◆ ÉNONCÉ 1
Indiquez, s'il vous plaît, si chacune des affirmations (a), (b) et (c) concorde avec le texte sur La Tempête d'Adès, en répondant par oui ou non et en citant les mots décisifs du texte. (a) Powder her face date de 1995. (b) Covent Garden pensait pouvoir programmer l'opéra dès 2001. (c) Le rôle de Caliban a été écrit sur mesure pour Christopher Lemmings.
◆ ÉNONCÉ 2
Reprenez le texte sur La Tempête d'Adès là où il s'arrête et poursuivez-le d'un paragraphe.

◆ EXTRAIT DU TEXTE

+++

Tom Cairns (mise en scène), Moritz Junge et Tom Cairns (décors), Moritz Junge (costumes).
Le savoir-faire du jeune compositeur britannique Thomas Adès en matière d’écriture vocale s’est affirmé tôt, en fait dès son premier opus «officiel» (les Five Eliot Landscapes, pour soprano et piano), puis dans l’excellent Powder her face de 1995, opéra de chambre dont les qualités ont été malheureusement occultées par les remous qu’occasionne immanquablement son livret, explicitement «hot».
L’impatience avec laquelle on espérait voir Adès concrétiser un essai lyrique plus accompli n’a donc fait qu’augmenter avec les années. Ce projet de grand opéra très (trop) tôt annoncé par la direction de Covent Garden (qui pensait pouvoir le programmer dès 2001) aura en définitive connu de multiples avatars, avant de se stabiliser sous la forme de cette Tempête d’après Shakespeare, ovationnée en avril dernier lors de sa création à Londres, par un public de fidèles déjà nombreux (bien que Thomas Adès n’ait que 33 ans), et d’autant plus comblés que l’évènement était attendu depuis longtemps.
Dans un contexte moins mondain, en marge d’un Festival (Musica) dédié aux musiques contemporaines pour happy few, il est passionnant de pouvoir apprécier cette même production avec un certain recul. Après le prélude orchestral, ample déchaînement qui évite heureusement de se disperser en effets descriptifs, l’écoute doit s’habituer à une gestion du temps un peu trop dispendieuse (la première partie atteint même de respectables dimensions wagnériennes), voire s’accommoder de quelques passages à vide, en particulier dans le long rôle de Prospero. Il faut un baryton d’une réelle présence (mission accomplie ici, avec l’excellent Jason Howard) pour habiter ces amples lignes d’arioso, qui certes favorisent la constante prééminence du personnage, mais sans que son caractère s’en trouve réellement fouillé. Autre constat : c’est quand il compose les lignes vocales les moins erratiques (à mesure qu’une véritable émotion s’installe, l’opéra devient d’ailleurs de plus en plus perceptiblement tonal) que Thomas Adès se révèle paradoxalement le plus personnel. Les passages les plus brillants restent les ensembles et les chœurs, cumulant de splendides effets de surcharge progressive, souvent obtenus par des procédés d’imitation aussi percutants que relativement simples. On reste en revanche plus réservé devant la recherche forcenée d’originalité du rôle d’Ariel, succession de coloratures en dent de scie (en comparaison Zerbinette ou la Reine de la Nuit sont des modèles de placidité). Même l’éblouissante Cyndia Sieden ne se tire qu’à grand peine de ce parcours inhumain, atteignant les notes avec une maestria qui relève au mieux de l’adroit tir au pigeon, avec tous les « loupés » que cela laisse supposer. Ce chant paroxystique d’Ariel ne récupère sa poésie que dans les ensembles, voire quand il est maintenu plus à distance, hors-scène, serti alors dans un écrin orchestral très riche. De même ce sont les airs de Caliban, rôle écrit sur mesure pour Ian Bostridge et fort bien repris ici par Christopher Lemmings, qui s’avèrent les plus émouvants de l’opéra, peut-être parce qu’ils sont magnifiés par la qualité d’un soutien orchestral d’une beauté devenant subitement enivrante. Parcours inégal donc, mais investi de bout en bout, et qui remet beaucoup de prétentions à leur place, à défaut du chef d’œuvre inattaquable attendu.

+++

◆ Une suite de lignes
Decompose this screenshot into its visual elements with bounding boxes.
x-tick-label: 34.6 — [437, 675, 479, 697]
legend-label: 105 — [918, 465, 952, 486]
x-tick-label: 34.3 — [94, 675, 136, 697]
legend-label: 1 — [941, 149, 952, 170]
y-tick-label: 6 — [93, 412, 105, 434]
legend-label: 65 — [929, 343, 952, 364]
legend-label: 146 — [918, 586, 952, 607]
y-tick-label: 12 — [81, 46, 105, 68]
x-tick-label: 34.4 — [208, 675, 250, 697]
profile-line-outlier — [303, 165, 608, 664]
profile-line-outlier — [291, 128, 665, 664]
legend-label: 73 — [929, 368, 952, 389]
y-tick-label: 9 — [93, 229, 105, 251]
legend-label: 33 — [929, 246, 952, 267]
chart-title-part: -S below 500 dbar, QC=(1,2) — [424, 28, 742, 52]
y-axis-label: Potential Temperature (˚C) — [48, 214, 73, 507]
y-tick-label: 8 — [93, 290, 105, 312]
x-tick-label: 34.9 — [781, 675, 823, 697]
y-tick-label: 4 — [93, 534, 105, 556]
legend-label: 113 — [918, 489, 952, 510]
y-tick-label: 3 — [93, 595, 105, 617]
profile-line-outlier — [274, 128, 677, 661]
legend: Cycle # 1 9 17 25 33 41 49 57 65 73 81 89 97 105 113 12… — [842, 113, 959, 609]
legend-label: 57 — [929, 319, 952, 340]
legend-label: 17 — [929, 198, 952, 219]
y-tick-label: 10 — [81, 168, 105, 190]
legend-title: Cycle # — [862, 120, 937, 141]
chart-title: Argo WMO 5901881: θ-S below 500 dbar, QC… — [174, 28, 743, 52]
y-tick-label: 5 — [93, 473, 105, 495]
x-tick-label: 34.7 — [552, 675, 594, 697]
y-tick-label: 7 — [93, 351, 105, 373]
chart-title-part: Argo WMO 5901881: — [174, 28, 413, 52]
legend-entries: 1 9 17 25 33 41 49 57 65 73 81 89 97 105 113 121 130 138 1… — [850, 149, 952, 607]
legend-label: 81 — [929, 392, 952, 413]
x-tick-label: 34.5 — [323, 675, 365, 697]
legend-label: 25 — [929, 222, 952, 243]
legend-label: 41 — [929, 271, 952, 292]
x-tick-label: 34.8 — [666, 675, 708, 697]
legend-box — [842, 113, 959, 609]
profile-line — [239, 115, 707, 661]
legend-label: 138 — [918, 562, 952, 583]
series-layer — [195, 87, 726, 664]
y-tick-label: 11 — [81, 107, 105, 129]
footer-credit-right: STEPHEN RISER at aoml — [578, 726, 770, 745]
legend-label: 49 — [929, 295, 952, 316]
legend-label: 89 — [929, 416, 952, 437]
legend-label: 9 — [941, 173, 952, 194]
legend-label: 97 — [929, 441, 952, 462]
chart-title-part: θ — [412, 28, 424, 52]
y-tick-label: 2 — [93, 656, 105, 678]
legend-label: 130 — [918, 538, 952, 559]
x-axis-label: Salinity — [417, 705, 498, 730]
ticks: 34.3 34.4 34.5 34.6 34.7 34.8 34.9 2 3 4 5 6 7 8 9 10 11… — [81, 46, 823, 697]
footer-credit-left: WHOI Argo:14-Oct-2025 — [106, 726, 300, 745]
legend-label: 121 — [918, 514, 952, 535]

+++

◆ RÉPONSE 1
(a) Oui : « dans l’excellent Powder her face de 1995 ».
(b) Oui : « qui pensait pouvoir le programmer dès 2001 ».
(c) Non : « rôle écrit sur mesure pour Ian Bostridge et fort bien repris ici par Christopher Lemmings ».

◆ RÉPONSE 2
Plutôt que d’introniser Thomas Adès comme l’égal d’un Benjamin Britten (ce qu’il n’est assurément pas), cette Tempête impose en tout cas ce jeune compositeur comme l’un des plus efficaces pourvoyeurs de notre répertoire lyrique de demain. Fonction certes utilitaire mais dont le pragmatisme n’est plus guère méprisé qu’en France, où la création lyrique contemporaine reste encore synonyme d’hybridations spéculatives, en général mort-nées (les si joliment nommées « déclinaisons plurielles de l’opéra », mentionnées par la plaquette de Musica). Persister dans le respect des conventions du genre, parce qu’en définitive elles fonctionnent toujours aussi bien, du moins quand on sait les manier, est une attitude qui ne choque plus personne ni au Royaume Uni (où Thomas Adès vient prendre naturellement la succession d’un Sir Michael Tippett), ni en Allemagne (où plus personne ne conteste la suprématie de fait d’un Aribert Reimann, d’un Manfred Trojahn et d’un Hans Werner Henze en matière de création lyrique) : autant de carrières évidentes que même notre microcosme contemporain français subventionné ne peut plus ignorer…. Le public du Festival Musica (le même qu’on a vu la veille s’assoupir au cours d’un concert de musique spectrale d’une sidérante pauvreté d’inspiration, souffrant en silence, sans même oser crier son ennui), semble en avoir déjà pris son parti : il quitte la salle de l’Opéra du Rhin manifestement heureux, détendu, et pas du tout condescendant.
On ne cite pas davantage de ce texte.